→ **EXERCISE DIRECTIONS**
Copy out each line exactly; pictures stay out of the copy.

(Recorded data)
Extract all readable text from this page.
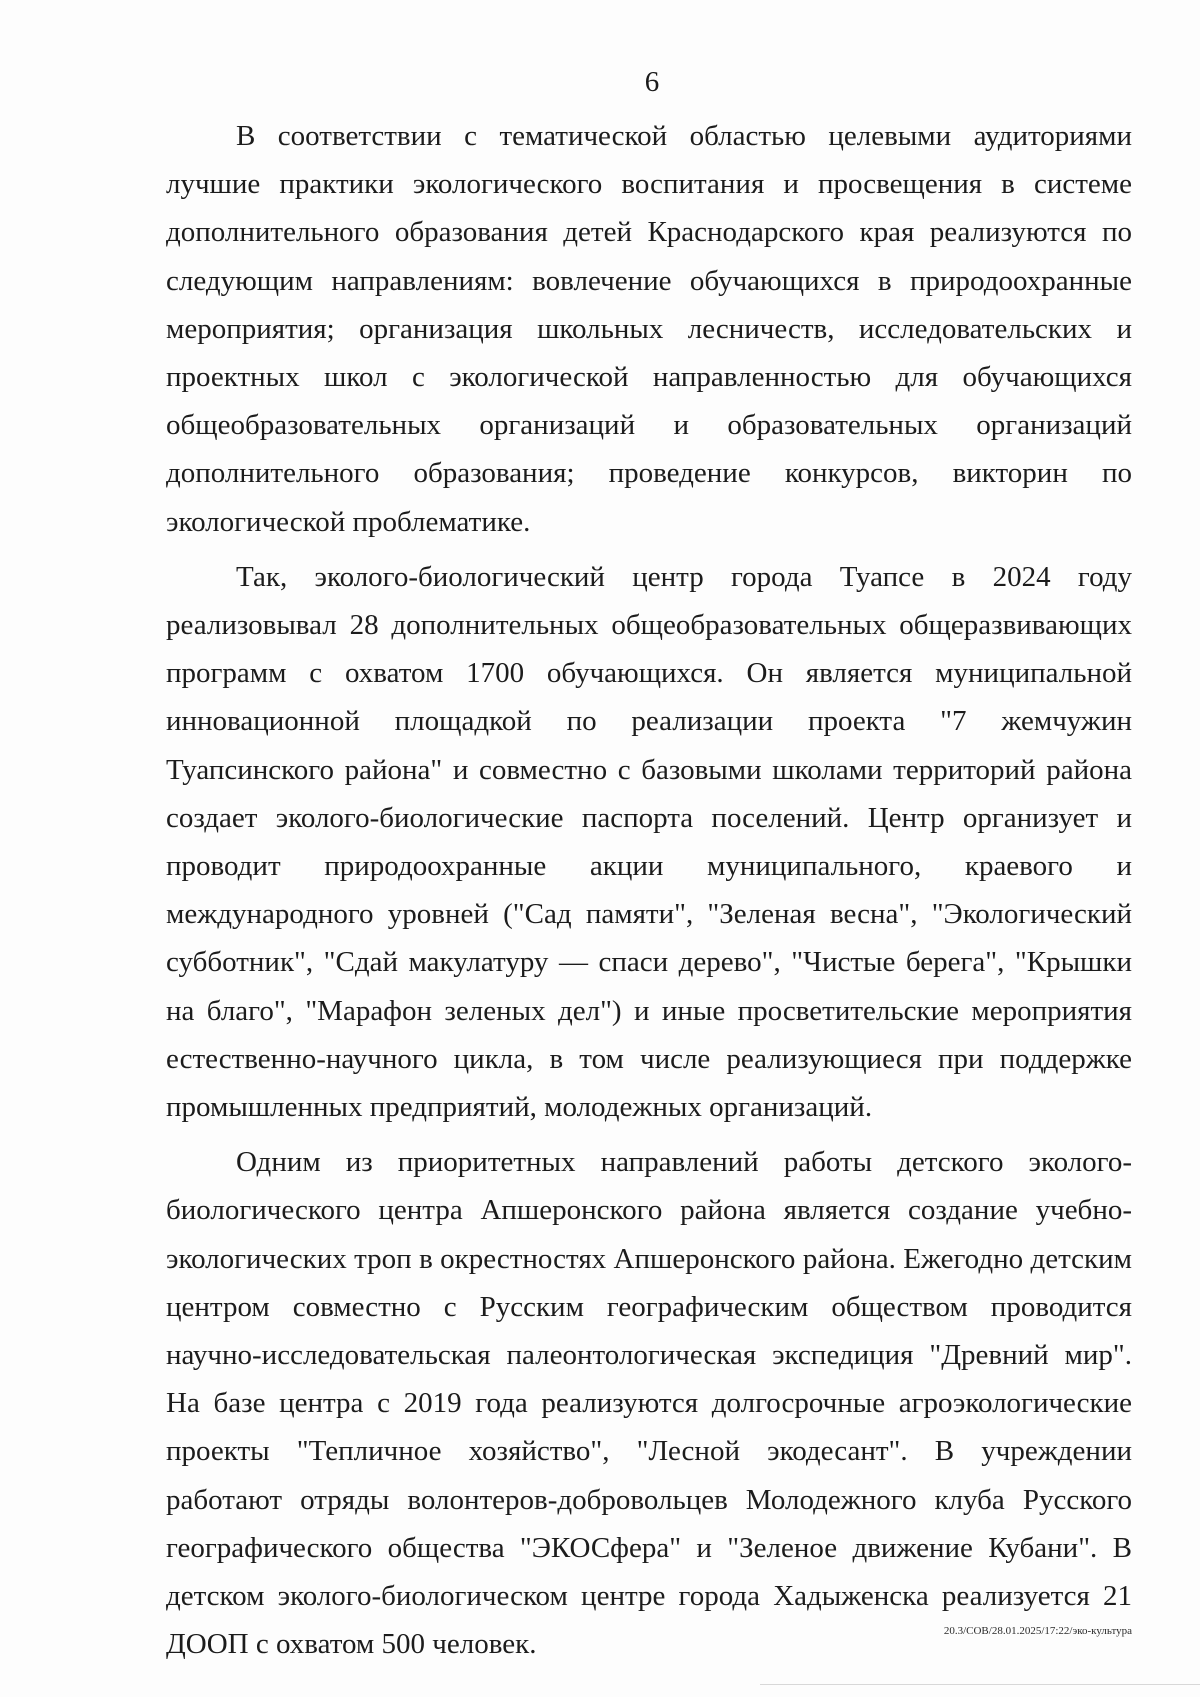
6

В соответствии с тематической областью целевыми аудиториями лучшие практики экологического воспитания и просвещения в системе дополнительного образования детей Краснодарского края реализуются по следующим направлениям: вовлечение обучающихся в природоохранные мероприятия; организация школьных лесничеств, исследовательских и проектных школ с экологической направленностью для обучающихся общеобразовательных организаций и образовательных организаций дополнительного образования; проведение конкурсов, викторин по экологической проблематике.

Так, эколого-биологический центр города Туапсе в 2024 году реализовывал 28 дополнительных общеобразовательных общеразвивающих программ с охватом 1700 обучающихся. Он является муниципальной инновационной площадкой по реализации проекта "7 жемчужин Туапсинского района" и совместно с базовыми школами территорий района создает эколого-биологические паспорта поселений. Центр организует и проводит природоохранные акции муниципального, краевого и международного уровней ("Сад памяти", "Зеленая весна", "Экологический субботник", "Сдай макулатуру — спаси дерево", "Чистые берега", "Крышки на благо", "Марафон зеленых дел") и иные просветительские мероприятия естественно-научного цикла, в том числе реализующиеся при поддержке промышленных предприятий, молодежных организаций.

Одним из приоритетных направлений работы детского эколого-биологического центра Апшеронского района является создание учебно-экологических троп в окрестностях Апшеронского района. Ежегодно детским центром совместно с Русским географическим обществом проводится научно-исследовательская палеонтологическая экспедиция "Древний мир". На базе центра с 2019 года реализуются долгосрочные агроэкологические проекты "Тепличное хозяйство", "Лесной экодесант". В учреждении работают отряды волонтеров-добровольцев Молодежного клуба Русского географического общества "ЭКОСфера" и "Зеленое движение Кубани". В детском эколого-биологическом центре города Хадыженска реализуется 21 ДООП с охватом 500 человек.	20.3/СОВ/28.01.2025/17:22/эко-культура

→ **RESPONSE**
Extract all readable text from this page.
6

В соответствии с тематической областью целевыми аудиториями лучшие практики экологического воспитания и просвещения в системе дополнительного образования детей Краснодарского края реализуются по следующим направлениям: вовлечение обучающихся в природоохранные мероприятия; организация школьных лесничеств, исследовательских и проектных школ с экологической направленностью для обучающихся общеобразовательных организаций и образовательных организаций дополнительного образования; проведение конкурсов, викторин по экологической проблематике.

Так, эколого-биологический центр города Туапсе в 2024 году реализовывал 28 дополнительных общеобразовательных общеразвивающих программ с охватом 1700 обучающихся. Он является муниципальной инновационной площадкой по реализации проекта "7 жемчужин Туапсинского района" и совместно с базовыми школами территорий района создает эколого-биологические паспорта поселений. Центр организует и проводит природоохранные акции муниципального, краевого и международного уровней ("Сад памяти", "Зеленая весна", "Экологический субботник", "Сдай макулатуру — спаси дерево", "Чистые берега", "Крышки на благо", "Марафон зеленых дел") и иные просветительские мероприятия естественно-научного цикла, в том числе реализующиеся при поддержке промышленных предприятий, молодежных организаций.

Одним из приоритетных направлений работы детского эколого-биологического центра Апшеронского района является создание учебно-экологических троп в окрестностях Апшеронского района. Ежегодно детским центром совместно с Русским географическим обществом проводится научно-исследовательская палеонтологическая экспедиция "Древний мир". На базе центра с 2019 года реализуются долгосрочные агроэкологические проекты "Тепличное хозяйство", "Лесной экодесант". В учреждении работают отряды волонтеров-добровольцев Молодежного клуба Русского географического общества "ЭКОСфера" и "Зеленое движение Кубани". В детском эколого-биологическом центре города Хадыженска реализуется 21 ДООП с охватом 500 человек.	20.3/СОВ/28.01.2025/17:22/эко-культура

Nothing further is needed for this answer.